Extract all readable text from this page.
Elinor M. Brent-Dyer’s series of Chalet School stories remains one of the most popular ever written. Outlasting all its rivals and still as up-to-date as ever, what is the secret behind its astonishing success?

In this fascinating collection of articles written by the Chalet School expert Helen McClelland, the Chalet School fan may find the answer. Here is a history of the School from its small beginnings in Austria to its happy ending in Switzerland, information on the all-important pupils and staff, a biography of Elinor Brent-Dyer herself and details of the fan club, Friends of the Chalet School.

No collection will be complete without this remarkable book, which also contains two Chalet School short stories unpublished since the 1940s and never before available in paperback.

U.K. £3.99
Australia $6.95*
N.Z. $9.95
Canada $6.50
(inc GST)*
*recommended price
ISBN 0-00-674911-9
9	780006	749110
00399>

Work to complete — Scan the entries above. Copy each line that has the string "from".

Solution —
Extract all readable text from this page.
In this fascinating collection of articles written by the Chalet School expert Helen McClelland, the Chalet School fan may find the answer. Here is a history of the School from its small beginnings in Austria to its happy ending in Switzerland, information on the all-important pupils and staff, a biography of Elinor Brent-Dyer herself and details of the fan club, Friends of the Chalet School.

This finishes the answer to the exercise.